- **WHAT IS NEEDED**
Look over the lines below. Report each one that includes the string "Rady".
═════ SUPPLIED INFORMATION ═════
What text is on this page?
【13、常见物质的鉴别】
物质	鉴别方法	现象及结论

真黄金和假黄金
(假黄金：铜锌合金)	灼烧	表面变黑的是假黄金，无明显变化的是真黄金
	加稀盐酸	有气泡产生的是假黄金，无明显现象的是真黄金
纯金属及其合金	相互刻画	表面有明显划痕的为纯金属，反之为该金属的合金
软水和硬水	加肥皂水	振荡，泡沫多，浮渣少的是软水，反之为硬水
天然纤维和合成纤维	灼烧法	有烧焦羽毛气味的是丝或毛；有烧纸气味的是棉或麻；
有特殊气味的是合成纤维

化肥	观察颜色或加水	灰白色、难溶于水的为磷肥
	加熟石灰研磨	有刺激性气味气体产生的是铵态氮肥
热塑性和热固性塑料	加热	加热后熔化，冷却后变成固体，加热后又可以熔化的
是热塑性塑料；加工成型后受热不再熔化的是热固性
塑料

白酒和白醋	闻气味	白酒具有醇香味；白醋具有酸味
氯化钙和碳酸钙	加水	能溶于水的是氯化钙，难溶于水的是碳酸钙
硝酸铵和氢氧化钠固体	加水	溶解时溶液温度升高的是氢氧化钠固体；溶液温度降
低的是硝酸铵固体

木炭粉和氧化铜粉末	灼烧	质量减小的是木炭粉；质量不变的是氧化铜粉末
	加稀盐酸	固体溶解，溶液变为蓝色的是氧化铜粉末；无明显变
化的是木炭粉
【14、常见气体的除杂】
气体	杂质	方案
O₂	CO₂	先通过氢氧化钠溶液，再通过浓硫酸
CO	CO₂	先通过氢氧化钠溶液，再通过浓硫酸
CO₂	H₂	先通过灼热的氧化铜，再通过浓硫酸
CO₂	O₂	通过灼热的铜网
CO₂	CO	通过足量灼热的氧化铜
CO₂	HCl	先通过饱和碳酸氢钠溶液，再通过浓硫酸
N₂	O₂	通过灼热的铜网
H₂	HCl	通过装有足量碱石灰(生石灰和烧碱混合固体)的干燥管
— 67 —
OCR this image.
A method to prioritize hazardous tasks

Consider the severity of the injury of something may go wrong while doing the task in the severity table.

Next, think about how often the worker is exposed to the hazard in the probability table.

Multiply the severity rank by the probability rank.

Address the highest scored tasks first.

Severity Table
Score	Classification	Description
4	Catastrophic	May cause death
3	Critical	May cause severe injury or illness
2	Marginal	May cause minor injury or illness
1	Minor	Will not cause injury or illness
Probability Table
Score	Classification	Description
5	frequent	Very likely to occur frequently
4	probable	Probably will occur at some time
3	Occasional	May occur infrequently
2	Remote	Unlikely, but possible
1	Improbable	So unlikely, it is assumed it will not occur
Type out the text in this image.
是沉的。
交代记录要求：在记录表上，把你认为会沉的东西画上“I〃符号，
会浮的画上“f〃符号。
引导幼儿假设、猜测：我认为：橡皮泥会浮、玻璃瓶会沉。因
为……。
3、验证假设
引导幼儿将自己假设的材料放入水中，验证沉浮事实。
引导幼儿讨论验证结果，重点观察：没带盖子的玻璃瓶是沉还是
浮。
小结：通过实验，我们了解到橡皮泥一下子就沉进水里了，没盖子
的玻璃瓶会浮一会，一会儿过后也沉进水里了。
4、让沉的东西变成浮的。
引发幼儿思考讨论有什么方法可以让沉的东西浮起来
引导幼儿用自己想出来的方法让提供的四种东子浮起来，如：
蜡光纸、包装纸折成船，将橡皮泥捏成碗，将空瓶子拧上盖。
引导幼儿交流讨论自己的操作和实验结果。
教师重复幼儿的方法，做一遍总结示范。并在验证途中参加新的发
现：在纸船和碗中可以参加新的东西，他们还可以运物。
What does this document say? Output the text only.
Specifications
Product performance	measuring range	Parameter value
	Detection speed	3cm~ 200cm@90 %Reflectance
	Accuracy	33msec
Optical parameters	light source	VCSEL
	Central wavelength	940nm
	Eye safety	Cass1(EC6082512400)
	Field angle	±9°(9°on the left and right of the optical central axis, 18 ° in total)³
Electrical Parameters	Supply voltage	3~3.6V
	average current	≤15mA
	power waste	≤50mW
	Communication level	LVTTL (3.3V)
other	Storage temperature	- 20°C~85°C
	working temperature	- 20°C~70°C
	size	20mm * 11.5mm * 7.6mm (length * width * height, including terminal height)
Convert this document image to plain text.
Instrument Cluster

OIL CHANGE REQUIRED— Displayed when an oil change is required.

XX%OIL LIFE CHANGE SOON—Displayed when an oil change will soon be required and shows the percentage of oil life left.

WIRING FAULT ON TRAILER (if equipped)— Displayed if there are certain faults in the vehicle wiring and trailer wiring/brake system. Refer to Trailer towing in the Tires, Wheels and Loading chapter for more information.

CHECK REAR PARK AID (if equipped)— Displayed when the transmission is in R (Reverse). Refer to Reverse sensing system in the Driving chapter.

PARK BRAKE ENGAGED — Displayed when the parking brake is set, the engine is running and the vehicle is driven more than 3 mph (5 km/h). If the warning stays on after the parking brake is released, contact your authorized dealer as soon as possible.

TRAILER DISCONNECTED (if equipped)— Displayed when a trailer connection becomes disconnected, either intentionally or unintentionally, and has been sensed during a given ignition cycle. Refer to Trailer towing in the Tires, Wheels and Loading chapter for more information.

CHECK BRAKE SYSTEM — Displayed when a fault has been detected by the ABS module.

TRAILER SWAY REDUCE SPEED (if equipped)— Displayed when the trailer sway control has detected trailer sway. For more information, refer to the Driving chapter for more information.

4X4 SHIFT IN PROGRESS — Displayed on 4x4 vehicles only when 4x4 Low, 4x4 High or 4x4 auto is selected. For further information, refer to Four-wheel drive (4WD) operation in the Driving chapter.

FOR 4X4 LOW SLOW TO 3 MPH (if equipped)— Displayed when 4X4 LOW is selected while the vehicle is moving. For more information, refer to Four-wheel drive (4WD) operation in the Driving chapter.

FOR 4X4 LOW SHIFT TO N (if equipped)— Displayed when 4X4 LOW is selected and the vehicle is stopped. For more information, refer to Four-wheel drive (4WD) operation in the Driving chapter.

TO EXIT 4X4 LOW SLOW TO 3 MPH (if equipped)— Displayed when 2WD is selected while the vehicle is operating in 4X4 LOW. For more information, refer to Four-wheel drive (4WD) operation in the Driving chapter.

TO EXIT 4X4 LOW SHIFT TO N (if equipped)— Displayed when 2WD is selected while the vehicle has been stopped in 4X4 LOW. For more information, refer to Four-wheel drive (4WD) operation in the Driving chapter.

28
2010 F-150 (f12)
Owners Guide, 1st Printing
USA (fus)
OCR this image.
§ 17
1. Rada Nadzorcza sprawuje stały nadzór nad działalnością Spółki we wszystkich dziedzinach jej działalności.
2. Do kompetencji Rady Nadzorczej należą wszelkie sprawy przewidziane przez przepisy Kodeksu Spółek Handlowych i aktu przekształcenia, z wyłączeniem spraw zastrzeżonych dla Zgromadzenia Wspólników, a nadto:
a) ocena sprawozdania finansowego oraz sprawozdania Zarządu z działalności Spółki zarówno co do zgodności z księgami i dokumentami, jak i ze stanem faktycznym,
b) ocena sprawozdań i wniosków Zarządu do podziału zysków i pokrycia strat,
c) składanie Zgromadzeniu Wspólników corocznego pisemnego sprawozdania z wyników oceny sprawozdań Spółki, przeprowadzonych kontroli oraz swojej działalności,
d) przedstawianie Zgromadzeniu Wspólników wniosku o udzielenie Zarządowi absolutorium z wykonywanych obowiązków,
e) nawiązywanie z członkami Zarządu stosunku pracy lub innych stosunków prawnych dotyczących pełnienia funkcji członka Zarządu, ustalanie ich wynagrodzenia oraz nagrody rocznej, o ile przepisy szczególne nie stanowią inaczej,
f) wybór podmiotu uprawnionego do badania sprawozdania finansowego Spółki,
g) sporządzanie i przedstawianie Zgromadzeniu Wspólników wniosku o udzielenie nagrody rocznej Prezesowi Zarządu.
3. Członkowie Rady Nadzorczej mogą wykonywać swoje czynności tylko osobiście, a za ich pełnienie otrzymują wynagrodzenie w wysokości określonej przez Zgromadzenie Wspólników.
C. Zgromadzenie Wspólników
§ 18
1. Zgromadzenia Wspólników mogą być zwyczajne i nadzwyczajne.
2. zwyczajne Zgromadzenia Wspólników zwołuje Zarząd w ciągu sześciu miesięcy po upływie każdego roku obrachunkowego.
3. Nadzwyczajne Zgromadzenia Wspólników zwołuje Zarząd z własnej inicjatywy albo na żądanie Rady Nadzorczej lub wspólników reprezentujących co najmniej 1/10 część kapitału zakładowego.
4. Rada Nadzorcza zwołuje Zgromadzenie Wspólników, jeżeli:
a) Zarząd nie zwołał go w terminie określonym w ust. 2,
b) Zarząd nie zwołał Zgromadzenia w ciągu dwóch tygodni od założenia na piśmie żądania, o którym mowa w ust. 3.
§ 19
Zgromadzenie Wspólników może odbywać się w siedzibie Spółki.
═════
- **RESPONSE TO THE TASK**
2. Do kompetencji Rady Nadzorczej należą wszelkie sprawy przewidziane przez przepisy Kodeksu Spółek Handlowych i aktu przekształcenia, z wyłączeniem spraw zastrzeżonych dla Zgromadzenia Wspólników, a nadto:
3. Członkowie Rady Nadzorczej mogą wykonywać swoje czynności tylko osobiście, a za ich pełnienie otrzymują wynagrodzenie w wysokości określonej przez Zgromadzenie Wspólników.
3. Nadzwyczajne Zgromadzenia Wspólników zwołuje Zarząd z własnej inicjatywy albo na żądanie Rady Nadzorczej lub wspólników reprezentujących co najmniej 1/10 część kapitału zakładowego.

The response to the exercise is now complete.